Locate the word "TWEED" in the data below, then copy every line that holds it.

> [INPUT FOR THIS TASK]:

= = =

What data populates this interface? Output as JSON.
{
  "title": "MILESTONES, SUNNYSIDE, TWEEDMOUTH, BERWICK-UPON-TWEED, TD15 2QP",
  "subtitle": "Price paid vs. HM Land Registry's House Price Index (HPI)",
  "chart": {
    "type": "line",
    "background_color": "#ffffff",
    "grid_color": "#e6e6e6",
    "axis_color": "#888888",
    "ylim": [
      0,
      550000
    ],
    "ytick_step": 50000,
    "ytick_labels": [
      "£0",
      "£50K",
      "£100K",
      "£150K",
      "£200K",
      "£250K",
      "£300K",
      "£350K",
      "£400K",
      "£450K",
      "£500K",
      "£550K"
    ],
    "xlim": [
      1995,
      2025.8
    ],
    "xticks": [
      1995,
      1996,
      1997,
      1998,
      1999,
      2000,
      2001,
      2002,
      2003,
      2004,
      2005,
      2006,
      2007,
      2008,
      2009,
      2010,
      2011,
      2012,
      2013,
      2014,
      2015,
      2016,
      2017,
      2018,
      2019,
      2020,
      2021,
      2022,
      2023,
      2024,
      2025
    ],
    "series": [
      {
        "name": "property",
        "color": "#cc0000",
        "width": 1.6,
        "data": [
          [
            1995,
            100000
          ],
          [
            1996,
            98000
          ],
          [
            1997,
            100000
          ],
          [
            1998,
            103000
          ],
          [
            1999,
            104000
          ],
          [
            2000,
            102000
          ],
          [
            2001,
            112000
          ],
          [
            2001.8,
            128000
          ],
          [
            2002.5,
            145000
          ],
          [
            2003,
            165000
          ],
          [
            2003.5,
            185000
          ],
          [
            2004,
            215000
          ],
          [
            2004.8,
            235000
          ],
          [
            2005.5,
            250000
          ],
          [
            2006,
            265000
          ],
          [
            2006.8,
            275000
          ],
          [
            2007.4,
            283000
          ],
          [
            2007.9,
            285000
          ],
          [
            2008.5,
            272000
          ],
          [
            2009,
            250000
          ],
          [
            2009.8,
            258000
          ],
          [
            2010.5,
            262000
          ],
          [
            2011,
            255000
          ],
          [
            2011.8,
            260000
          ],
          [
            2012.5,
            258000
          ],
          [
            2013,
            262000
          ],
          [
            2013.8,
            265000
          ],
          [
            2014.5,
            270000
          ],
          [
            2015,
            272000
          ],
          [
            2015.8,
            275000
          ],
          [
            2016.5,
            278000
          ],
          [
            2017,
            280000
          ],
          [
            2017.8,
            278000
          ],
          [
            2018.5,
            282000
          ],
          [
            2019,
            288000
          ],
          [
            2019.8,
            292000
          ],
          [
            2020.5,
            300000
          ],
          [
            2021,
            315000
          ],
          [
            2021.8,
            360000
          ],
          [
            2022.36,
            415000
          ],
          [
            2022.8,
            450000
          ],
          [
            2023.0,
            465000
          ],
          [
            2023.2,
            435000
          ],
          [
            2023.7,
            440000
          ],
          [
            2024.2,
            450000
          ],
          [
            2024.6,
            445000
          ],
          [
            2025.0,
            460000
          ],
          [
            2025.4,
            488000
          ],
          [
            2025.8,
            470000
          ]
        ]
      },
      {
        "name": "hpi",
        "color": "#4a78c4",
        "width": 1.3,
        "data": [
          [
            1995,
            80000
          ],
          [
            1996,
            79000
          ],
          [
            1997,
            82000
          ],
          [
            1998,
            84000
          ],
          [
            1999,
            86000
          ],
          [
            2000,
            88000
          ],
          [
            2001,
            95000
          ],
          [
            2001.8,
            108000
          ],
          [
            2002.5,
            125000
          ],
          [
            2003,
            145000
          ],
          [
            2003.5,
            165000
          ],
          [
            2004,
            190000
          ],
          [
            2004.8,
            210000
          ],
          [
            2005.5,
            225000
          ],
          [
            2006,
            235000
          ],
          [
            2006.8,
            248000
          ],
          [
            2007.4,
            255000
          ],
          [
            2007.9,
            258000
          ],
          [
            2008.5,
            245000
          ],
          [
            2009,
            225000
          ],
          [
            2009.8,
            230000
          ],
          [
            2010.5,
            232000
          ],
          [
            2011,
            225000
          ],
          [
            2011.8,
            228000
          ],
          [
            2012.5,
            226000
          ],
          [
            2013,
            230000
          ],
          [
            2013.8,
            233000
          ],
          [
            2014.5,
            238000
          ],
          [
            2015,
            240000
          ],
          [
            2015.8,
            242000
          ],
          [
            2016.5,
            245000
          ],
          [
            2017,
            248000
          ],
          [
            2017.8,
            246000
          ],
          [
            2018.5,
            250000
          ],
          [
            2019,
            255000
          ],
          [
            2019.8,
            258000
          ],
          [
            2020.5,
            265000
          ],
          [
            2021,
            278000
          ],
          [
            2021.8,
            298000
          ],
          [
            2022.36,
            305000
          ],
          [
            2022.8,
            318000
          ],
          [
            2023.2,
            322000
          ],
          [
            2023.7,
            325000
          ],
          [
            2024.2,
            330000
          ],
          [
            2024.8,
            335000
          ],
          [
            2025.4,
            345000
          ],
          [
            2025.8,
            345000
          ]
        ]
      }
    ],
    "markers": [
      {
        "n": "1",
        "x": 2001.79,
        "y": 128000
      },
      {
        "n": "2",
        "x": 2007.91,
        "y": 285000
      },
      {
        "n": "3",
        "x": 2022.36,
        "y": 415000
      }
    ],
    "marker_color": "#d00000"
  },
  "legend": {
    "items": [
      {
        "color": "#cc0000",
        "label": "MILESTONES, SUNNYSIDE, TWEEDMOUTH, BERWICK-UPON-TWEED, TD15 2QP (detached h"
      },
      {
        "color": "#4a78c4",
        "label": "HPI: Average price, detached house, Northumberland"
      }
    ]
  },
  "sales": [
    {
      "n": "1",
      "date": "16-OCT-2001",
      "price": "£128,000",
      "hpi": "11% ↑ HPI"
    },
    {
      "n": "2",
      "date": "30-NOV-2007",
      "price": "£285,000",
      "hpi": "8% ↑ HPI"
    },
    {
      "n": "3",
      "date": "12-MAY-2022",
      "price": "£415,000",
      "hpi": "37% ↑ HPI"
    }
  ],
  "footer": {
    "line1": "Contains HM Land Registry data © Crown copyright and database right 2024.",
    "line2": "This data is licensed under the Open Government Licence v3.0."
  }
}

= = =

> [ANSWER TO THE TASK]:
  "title": "MILESTONES, SUNNYSIDE, TWEEDMOUTH, BERWICK-UPON-TWEED, TD15 2QP",
        "label": "MILESTONES, SUNNYSIDE, TWEEDMOUTH, BERWICK-UPON-TWEED, TD15 2QP (detached h"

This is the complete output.